[Some records]
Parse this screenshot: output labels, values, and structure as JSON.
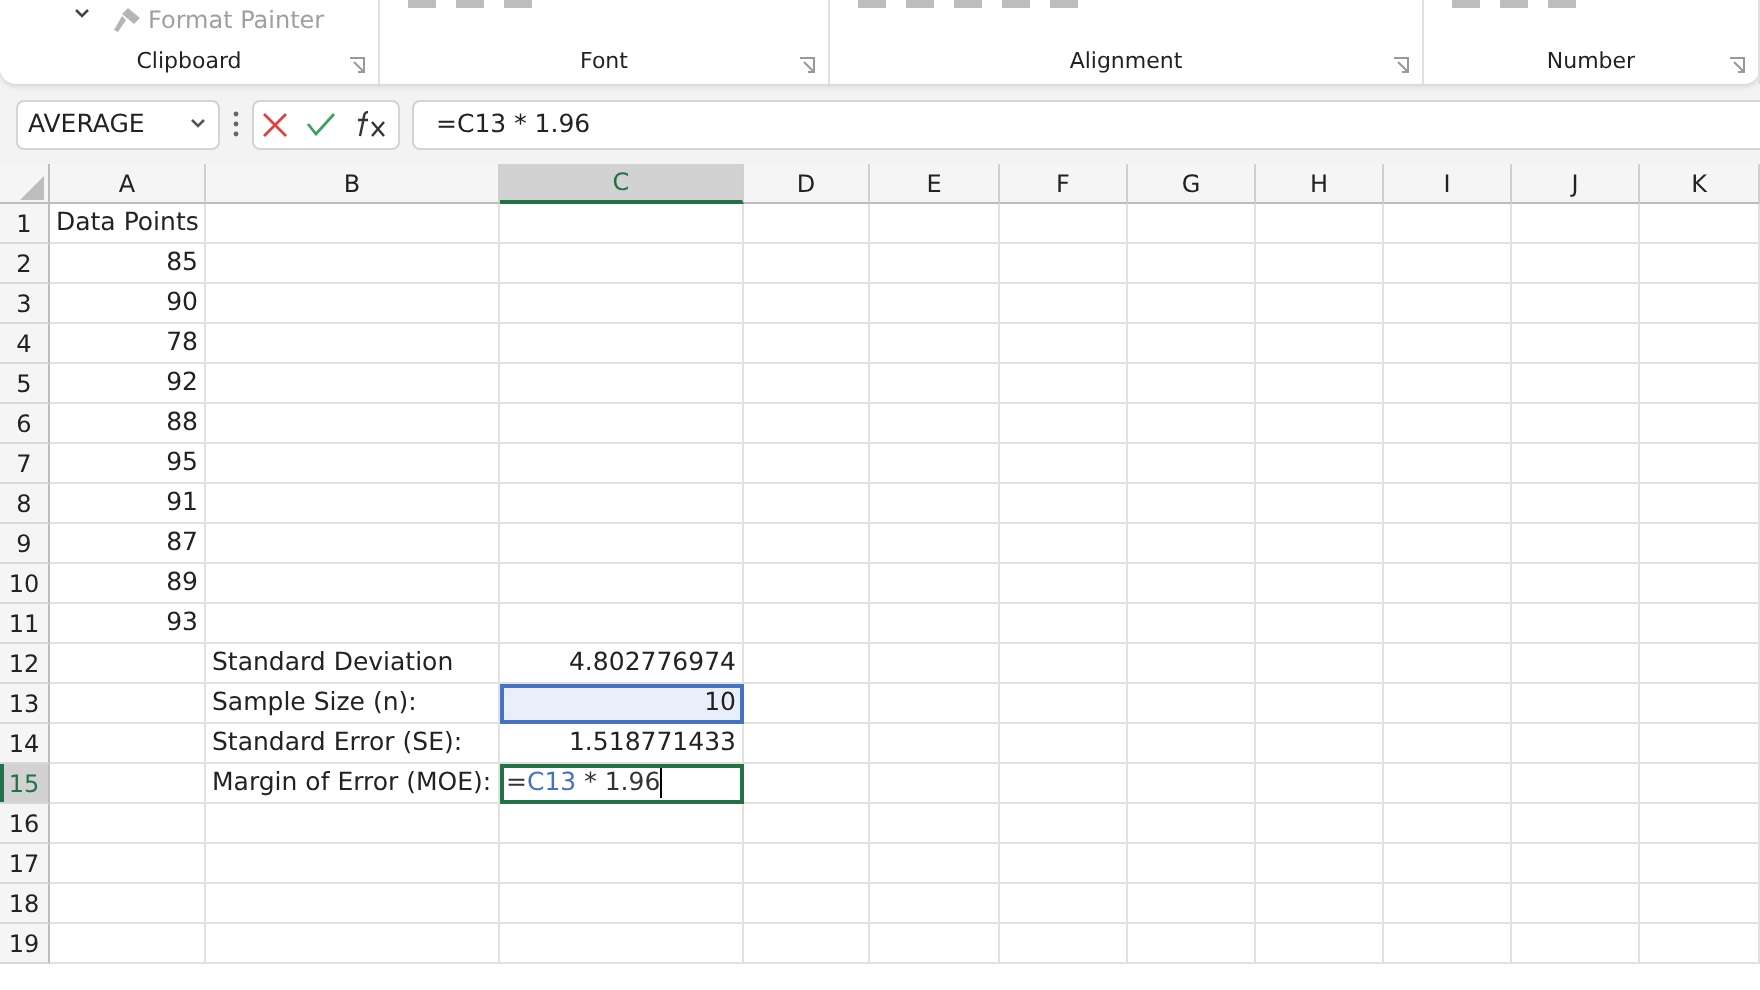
{
  "ribbon": {
    "format_painter": "Format Painter",
    "groups": [
      {
        "label": "Clipboard"
      },
      {
        "label": "Font"
      },
      {
        "label": "Alignment"
      },
      {
        "label": "Number"
      }
    ]
  },
  "name_box": {
    "value": "AVERAGE"
  },
  "formula_bar": {
    "value": "=C13 * 1.96"
  },
  "columns": [
    {
      "label": "A",
      "selected": false
    },
    {
      "label": "B",
      "selected": false
    },
    {
      "label": "C",
      "selected": true
    },
    {
      "label": "D",
      "selected": false
    },
    {
      "label": "E",
      "selected": false
    },
    {
      "label": "F",
      "selected": false
    },
    {
      "label": "G",
      "selected": false
    },
    {
      "label": "H",
      "selected": false
    },
    {
      "label": "I",
      "selected": false
    },
    {
      "label": "J",
      "selected": false
    },
    {
      "label": "K",
      "selected": false
    }
  ],
  "rows": [
    {
      "label": "1",
      "selected": false,
      "cells": {
        "a": {
          "text": "Data Points",
          "kind": "text"
        }
      }
    },
    {
      "label": "2",
      "selected": false,
      "cells": {
        "a": {
          "text": "85",
          "kind": "number"
        }
      }
    },
    {
      "label": "3",
      "selected": false,
      "cells": {
        "a": {
          "text": "90",
          "kind": "number"
        }
      }
    },
    {
      "label": "4",
      "selected": false,
      "cells": {
        "a": {
          "text": "78",
          "kind": "number"
        }
      }
    },
    {
      "label": "5",
      "selected": false,
      "cells": {
        "a": {
          "text": "92",
          "kind": "number"
        }
      }
    },
    {
      "label": "6",
      "selected": false,
      "cells": {
        "a": {
          "text": "88",
          "kind": "number"
        }
      }
    },
    {
      "label": "7",
      "selected": false,
      "cells": {
        "a": {
          "text": "95",
          "kind": "number"
        }
      }
    },
    {
      "label": "8",
      "selected": false,
      "cells": {
        "a": {
          "text": "91",
          "kind": "number"
        }
      }
    },
    {
      "label": "9",
      "selected": false,
      "cells": {
        "a": {
          "text": "87",
          "kind": "number"
        }
      }
    },
    {
      "label": "10",
      "selected": false,
      "cells": {
        "a": {
          "text": "89",
          "kind": "number"
        }
      }
    },
    {
      "label": "11",
      "selected": false,
      "cells": {
        "a": {
          "text": "93",
          "kind": "number"
        }
      }
    },
    {
      "label": "12",
      "selected": false,
      "cells": {
        "b": {
          "text": "Standard Deviation",
          "kind": "text"
        },
        "c": {
          "text": "4.802776974",
          "kind": "number"
        }
      }
    },
    {
      "label": "13",
      "selected": false,
      "cells": {
        "b": {
          "text": "Sample Size (n):",
          "kind": "text"
        },
        "c": {
          "text": "10",
          "kind": "number",
          "referenced": true
        }
      }
    },
    {
      "label": "14",
      "selected": false,
      "cells": {
        "b": {
          "text": "Standard Error (SE):",
          "kind": "text"
        },
        "c": {
          "text": "1.518771433",
          "kind": "number"
        }
      }
    },
    {
      "label": "15",
      "selected": true,
      "cells": {
        "b": {
          "text": "Margin of Error (MOE):",
          "kind": "text"
        },
        "c": {
          "kind": "formula",
          "editing": true,
          "parts": [
            {
              "text": "=",
              "ref": false
            },
            {
              "text": "C13",
              "ref": true
            },
            {
              "text": " * 1.96",
              "ref": false
            }
          ]
        }
      }
    },
    {
      "label": "16",
      "selected": false,
      "cells": {}
    },
    {
      "label": "17",
      "selected": false,
      "cells": {}
    },
    {
      "label": "18",
      "selected": false,
      "cells": {}
    },
    {
      "label": "19",
      "selected": false,
      "cells": {}
    }
  ]
}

The request: Where a line holds the string "Error", copy that line.

Right answer:
          "text": "Standard Error (SE):",
          "text": "Margin of Error (MOE):",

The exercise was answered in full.